*To be done*. Wherever "Science" appears in a line, copy that line.
###
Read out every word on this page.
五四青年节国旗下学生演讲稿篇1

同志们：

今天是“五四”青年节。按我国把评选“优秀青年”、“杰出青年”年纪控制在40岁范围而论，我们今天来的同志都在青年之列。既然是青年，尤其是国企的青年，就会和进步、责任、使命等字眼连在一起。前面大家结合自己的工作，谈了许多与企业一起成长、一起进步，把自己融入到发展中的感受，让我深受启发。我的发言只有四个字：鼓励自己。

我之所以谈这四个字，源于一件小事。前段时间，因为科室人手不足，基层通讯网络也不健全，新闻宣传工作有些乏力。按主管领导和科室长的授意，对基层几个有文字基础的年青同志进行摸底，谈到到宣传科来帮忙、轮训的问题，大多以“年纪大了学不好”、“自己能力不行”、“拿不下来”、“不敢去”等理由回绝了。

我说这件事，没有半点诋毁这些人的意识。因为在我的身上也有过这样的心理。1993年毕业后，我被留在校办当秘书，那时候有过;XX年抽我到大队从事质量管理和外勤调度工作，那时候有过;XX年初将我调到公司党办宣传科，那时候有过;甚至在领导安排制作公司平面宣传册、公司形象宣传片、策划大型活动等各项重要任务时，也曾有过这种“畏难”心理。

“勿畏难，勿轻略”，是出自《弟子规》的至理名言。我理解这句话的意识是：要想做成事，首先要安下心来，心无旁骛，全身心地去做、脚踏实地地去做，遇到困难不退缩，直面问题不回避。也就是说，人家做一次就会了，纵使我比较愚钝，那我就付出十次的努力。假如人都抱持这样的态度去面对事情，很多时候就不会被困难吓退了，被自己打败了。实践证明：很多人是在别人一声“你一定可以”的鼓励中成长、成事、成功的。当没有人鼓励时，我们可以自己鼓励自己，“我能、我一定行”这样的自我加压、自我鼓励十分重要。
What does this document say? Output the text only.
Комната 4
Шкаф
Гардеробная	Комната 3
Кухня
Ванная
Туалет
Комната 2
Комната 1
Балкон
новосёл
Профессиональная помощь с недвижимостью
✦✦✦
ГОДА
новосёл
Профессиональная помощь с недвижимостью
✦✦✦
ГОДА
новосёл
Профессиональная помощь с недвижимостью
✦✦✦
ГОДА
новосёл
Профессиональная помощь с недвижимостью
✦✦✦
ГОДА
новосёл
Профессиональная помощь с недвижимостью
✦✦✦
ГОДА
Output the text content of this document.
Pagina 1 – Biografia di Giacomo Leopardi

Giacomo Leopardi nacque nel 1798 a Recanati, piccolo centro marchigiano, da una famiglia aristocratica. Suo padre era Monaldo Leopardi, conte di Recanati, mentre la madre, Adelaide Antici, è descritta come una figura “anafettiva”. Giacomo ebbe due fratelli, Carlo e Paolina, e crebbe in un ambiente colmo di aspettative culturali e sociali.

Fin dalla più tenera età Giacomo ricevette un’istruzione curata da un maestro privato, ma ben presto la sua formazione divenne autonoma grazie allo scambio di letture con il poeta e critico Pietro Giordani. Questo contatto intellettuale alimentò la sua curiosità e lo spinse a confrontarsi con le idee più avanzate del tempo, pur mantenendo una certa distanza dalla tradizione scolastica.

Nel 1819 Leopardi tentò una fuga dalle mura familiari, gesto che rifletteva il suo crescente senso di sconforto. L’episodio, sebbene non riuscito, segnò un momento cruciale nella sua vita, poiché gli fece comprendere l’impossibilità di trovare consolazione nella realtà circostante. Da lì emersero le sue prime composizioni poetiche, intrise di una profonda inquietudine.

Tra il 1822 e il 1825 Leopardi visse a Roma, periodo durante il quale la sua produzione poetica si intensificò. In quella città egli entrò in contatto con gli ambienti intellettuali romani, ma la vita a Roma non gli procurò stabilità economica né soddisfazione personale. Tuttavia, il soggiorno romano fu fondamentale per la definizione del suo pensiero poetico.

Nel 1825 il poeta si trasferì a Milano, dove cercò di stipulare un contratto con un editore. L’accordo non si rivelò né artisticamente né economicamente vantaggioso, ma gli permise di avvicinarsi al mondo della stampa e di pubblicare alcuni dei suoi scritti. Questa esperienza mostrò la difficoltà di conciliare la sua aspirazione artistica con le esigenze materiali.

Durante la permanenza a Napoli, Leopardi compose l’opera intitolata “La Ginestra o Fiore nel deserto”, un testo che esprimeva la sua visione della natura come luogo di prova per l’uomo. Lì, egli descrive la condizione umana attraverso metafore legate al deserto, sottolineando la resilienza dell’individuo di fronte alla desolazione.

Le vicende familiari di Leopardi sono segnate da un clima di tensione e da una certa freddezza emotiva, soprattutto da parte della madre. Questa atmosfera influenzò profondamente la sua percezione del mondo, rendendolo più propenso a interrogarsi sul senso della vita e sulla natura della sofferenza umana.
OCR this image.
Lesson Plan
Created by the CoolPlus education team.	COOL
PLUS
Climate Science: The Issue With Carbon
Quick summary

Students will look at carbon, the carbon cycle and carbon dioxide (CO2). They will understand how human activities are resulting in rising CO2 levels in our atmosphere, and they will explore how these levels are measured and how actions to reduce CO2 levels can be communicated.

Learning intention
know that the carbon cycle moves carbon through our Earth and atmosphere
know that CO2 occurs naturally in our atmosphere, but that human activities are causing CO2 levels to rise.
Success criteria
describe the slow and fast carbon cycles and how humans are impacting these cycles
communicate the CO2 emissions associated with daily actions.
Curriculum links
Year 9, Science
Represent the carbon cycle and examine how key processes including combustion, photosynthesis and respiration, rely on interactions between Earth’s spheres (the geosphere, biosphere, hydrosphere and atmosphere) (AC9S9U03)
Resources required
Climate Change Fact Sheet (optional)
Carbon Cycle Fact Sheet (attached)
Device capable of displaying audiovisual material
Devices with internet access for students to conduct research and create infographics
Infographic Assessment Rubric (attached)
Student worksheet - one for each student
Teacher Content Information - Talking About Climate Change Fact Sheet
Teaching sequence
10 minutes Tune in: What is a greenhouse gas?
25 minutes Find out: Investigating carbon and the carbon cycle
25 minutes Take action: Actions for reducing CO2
###
*Exercise result*.
Climate Science: The Issue With Carbon
Year 9, Science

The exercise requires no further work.